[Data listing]
# # # #

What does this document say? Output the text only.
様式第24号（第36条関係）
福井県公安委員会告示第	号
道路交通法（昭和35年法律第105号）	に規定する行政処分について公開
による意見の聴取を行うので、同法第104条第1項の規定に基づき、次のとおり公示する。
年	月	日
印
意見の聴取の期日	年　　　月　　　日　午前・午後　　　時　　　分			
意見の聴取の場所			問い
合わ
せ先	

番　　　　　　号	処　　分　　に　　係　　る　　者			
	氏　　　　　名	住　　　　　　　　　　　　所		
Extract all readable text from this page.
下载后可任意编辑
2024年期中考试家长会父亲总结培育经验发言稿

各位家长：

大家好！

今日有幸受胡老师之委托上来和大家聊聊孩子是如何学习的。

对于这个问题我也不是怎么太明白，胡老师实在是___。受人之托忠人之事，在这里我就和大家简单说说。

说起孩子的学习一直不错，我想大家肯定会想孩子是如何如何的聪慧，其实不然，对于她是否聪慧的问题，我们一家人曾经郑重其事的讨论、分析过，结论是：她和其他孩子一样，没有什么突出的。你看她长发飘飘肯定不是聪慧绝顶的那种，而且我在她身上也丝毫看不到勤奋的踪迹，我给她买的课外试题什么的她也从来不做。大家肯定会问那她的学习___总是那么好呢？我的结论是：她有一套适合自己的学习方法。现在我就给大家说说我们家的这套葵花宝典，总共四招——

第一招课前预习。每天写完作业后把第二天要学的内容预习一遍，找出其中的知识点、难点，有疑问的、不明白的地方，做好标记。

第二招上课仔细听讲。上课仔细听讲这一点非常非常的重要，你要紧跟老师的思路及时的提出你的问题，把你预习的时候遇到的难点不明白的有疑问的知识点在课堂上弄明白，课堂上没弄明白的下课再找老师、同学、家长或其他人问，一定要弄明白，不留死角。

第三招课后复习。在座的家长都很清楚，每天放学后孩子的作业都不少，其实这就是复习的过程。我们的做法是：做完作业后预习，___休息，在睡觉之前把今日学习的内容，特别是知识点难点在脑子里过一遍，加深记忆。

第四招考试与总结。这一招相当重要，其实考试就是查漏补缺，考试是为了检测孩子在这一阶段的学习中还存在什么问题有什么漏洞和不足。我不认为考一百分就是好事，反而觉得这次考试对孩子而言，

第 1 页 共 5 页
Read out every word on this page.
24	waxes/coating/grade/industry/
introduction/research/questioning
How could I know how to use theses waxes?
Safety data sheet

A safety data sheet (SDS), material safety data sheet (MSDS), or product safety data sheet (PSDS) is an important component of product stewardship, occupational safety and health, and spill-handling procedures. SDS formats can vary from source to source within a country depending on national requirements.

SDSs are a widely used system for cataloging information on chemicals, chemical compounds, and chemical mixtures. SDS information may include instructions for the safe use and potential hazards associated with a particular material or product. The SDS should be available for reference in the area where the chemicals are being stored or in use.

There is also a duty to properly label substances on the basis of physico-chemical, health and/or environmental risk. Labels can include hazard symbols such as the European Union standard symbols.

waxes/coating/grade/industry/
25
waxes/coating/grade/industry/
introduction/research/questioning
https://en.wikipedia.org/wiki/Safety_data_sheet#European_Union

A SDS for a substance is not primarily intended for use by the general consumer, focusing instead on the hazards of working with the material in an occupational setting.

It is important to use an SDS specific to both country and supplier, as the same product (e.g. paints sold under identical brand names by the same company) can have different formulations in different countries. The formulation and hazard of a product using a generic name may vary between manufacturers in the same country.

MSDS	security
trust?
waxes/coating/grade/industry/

# # # #

### [STATED PROBLEM]
Return the material exactly as it stands.

### [TASK RESULT]
What does this document say? Output the text only.
様式第24号（第36条関係）
福井県公安委員会告示第	号
道路交通法（昭和35年法律第105号）	に規定する行政処分について公開
による意見の聴取を行うので、同法第104条第1項の規定に基づき、次のとおり公示する。
年	月	日
印
意見の聴取の期日	年　　　月　　　日　午前・午後　　　時　　　分			
意見の聴取の場所			問い
合わ
せ先	

番　　　　　　号	処　　分　　に　　係　　る　　者			
	氏　　　　　名	住　　　　　　　　　　　　所		
Extract all readable text from this page.
下载后可任意编辑
2024年期中考试家长会父亲总结培育经验发言稿

各位家长：

大家好！

今日有幸受胡老师之委托上来和大家聊聊孩子是如何学习的。

对于这个问题我也不是怎么太明白，胡老师实在是___。受人之托忠人之事，在这里我就和大家简单说说。

说起孩子的学习一直不错，我想大家肯定会想孩子是如何如何的聪慧，其实不然，对于她是否聪慧的问题，我们一家人曾经郑重其事的讨论、分析过，结论是：她和其他孩子一样，没有什么突出的。你看她长发飘飘肯定不是聪慧绝顶的那种，而且我在她身上也丝毫看不到勤奋的踪迹，我给她买的课外试题什么的她也从来不做。大家肯定会问那她的学习___总是那么好呢？我的结论是：她有一套适合自己的学习方法。现在我就给大家说说我们家的这套葵花宝典，总共四招——

第一招课前预习。每天写完作业后把第二天要学的内容预习一遍，找出其中的知识点、难点，有疑问的、不明白的地方，做好标记。

第二招上课仔细听讲。上课仔细听讲这一点非常非常的重要，你要紧跟老师的思路及时的提出你的问题，把你预习的时候遇到的难点不明白的有疑问的知识点在课堂上弄明白，课堂上没弄明白的下课再找老师、同学、家长或其他人问，一定要弄明白，不留死角。

第三招课后复习。在座的家长都很清楚，每天放学后孩子的作业都不少，其实这就是复习的过程。我们的做法是：做完作业后预习，___休息，在睡觉之前把今日学习的内容，特别是知识点难点在脑子里过一遍，加深记忆。

第四招考试与总结。这一招相当重要，其实考试就是查漏补缺，考试是为了检测孩子在这一阶段的学习中还存在什么问题有什么漏洞和不足。我不认为考一百分就是好事，反而觉得这次考试对孩子而言，

第 1 页 共 5 页
Read out every word on this page.
24	waxes/coating/grade/industry/
introduction/research/questioning
How could I know how to use theses waxes?
Safety data sheet

A safety data sheet (SDS), material safety data sheet (MSDS), or product safety data sheet (PSDS) is an important component of product stewardship, occupational safety and health, and spill-handling procedures. SDS formats can vary from source to source within a country depending on national requirements.

SDSs are a widely used system for cataloging information on chemicals, chemical compounds, and chemical mixtures. SDS information may include instructions for the safe use and potential hazards associated with a particular material or product. The SDS should be available for reference in the area where the chemicals are being stored or in use.

There is also a duty to properly label substances on the basis of physico-chemical, health and/or environmental risk. Labels can include hazard symbols such as the European Union standard symbols.

waxes/coating/grade/industry/
25
waxes/coating/grade/industry/
introduction/research/questioning
https://en.wikipedia.org/wiki/Safety_data_sheet#European_Union

A SDS for a substance is not primarily intended for use by the general consumer, focusing instead on the hazards of working with the material in an occupational setting.

It is important to use an SDS specific to both country and supplier, as the same product (e.g. paints sold under identical brand names by the same company) can have different formulations in different countries. The formulation and hazard of a product using a generic name may vary between manufacturers in the same country.

MSDS	security
trust?
waxes/coating/grade/industry/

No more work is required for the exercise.